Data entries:
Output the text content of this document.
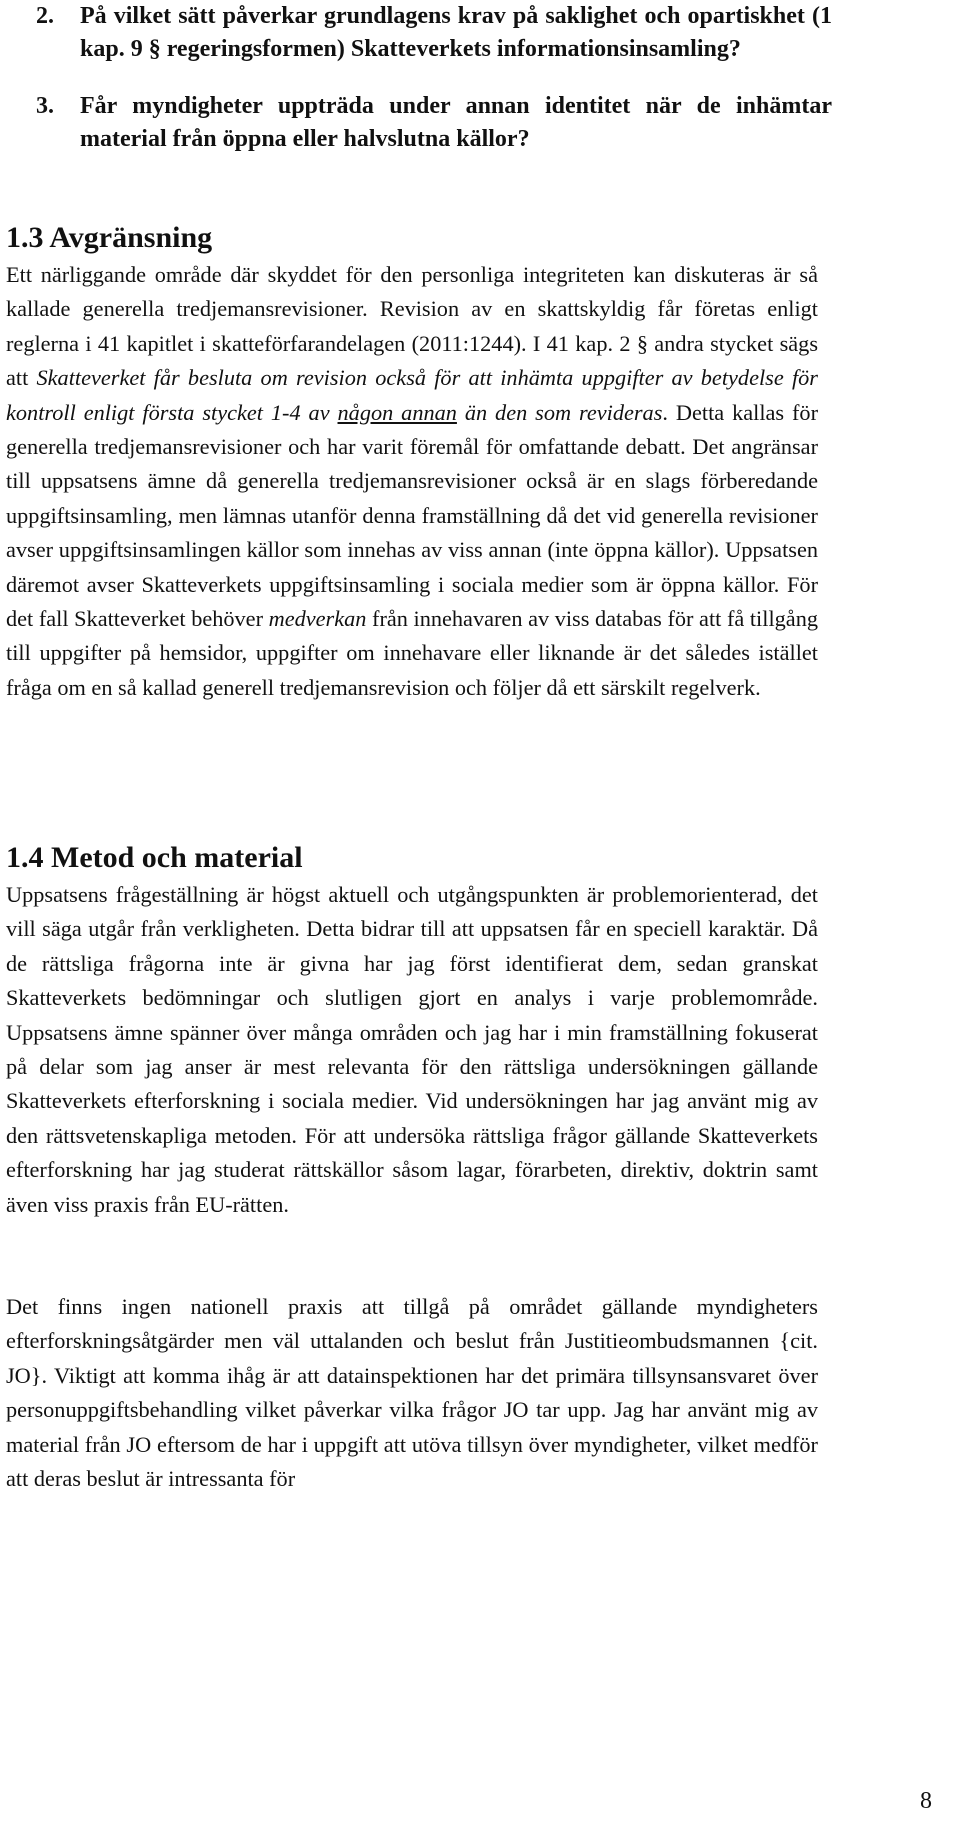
2. På vilket sätt påverkar grundlagens krav på saklighet och opartiskhet (1 kap. 9 § regeringsformen) Skatteverkets informationsinsamling?
3. Får myndigheter uppträda under annan identitet när de inhämtar material från öppna eller halvslutna källor?
1.3 Avgränsning

Ett närliggande område där skyddet för den personliga integriteten kan diskuteras är så kallade generella tredjemansrevisioner. Revision av en skattskyldig får företas enligt reglerna i 41 kapitlet i skatteförfarandelagen (2011:1244). I 41 kap. 2 § andra stycket sägs att Skatteverket får besluta om revision också för att inhämta uppgifter av betydelse för kontroll enligt första stycket 1-4 av någon annan än den som revideras. Detta kallas för generella tredjemansrevisioner och har varit föremål för omfattande debatt. Det angränsar till uppsatsens ämne då generella tredjemansrevisioner också är en slags förberedande uppgiftsinsamling, men lämnas utanför denna framställning då det vid generella revisioner avser uppgiftsinsamlingen källor som innehas av viss annan (inte öppna källor). Uppsatsen däremot avser Skatteverkets uppgiftsinsamling i sociala medier som är öppna källor. För det fall Skatteverket behöver medverkan från innehavaren av viss databas för att få tillgång till uppgifter på hemsidor, uppgifter om innehavare eller liknande är det således istället fråga om en så kallad generell tredjemansrevision och följer då ett särskilt regelverk.

1.4 Metod och material

Uppsatsens frågeställning är högst aktuell och utgångspunkten är problemorienterad, det vill säga utgår från verkligheten. Detta bidrar till att uppsatsen får en speciell karaktär. Då de rättsliga frågorna inte är givna har jag först identifierat dem, sedan granskat Skatteverkets bedömningar och slutligen gjort en analys i varje problemområde. Uppsatsens ämne spänner över många områden och jag har i min framställning fokuserat på delar som jag anser är mest relevanta för den rättsliga undersökningen gällande Skatteverkets efterforskning i sociala medier. Vid undersökningen har jag använt mig av den rättsvetenskapliga metoden. För att undersöka rättsliga frågor gällande Skatteverkets efterforskning har jag studerat rättskällor såsom lagar, förarbeten, direktiv, doktrin samt även viss praxis från EU-rätten.

Det finns ingen nationell praxis att tillgå på området gällande myndigheters efterforskningsåtgärder men väl uttalanden och beslut från Justitieombudsmannen {cit. JO}. Viktigt att komma ihåg är att datainspektionen har det primära tillsynsansvaret över personuppgiftsbehandling vilket påverkar vilka frågor JO tar upp. Jag har använt mig av material från JO eftersom de har i uppgift att utöva tillsyn över myndigheter, vilket medför att deras beslut är intressanta för

8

Goal of the exercise
Copy each line holding the word "material" from the listing above.

Solution for this task
3. Får myndigheter uppträda under annan identitet när de inhämtar material från öppna eller halvslutna källor?
1.4 Metod och material
Det finns ingen nationell praxis att tillgå på området gällande myndigheters efterforskningsåtgärder men väl uttalanden och beslut från Justitieombudsmannen {cit. JO}. Viktigt att komma ihåg är att datainspektionen har det primära tillsynsansvaret över personuppgiftsbehandling vilket påverkar vilka frågor JO tar upp. Jag har använt mig av material från JO eftersom de har i uppgift att utöva tillsyn över myndigheter, vilket medför att deras beslut är intressanta för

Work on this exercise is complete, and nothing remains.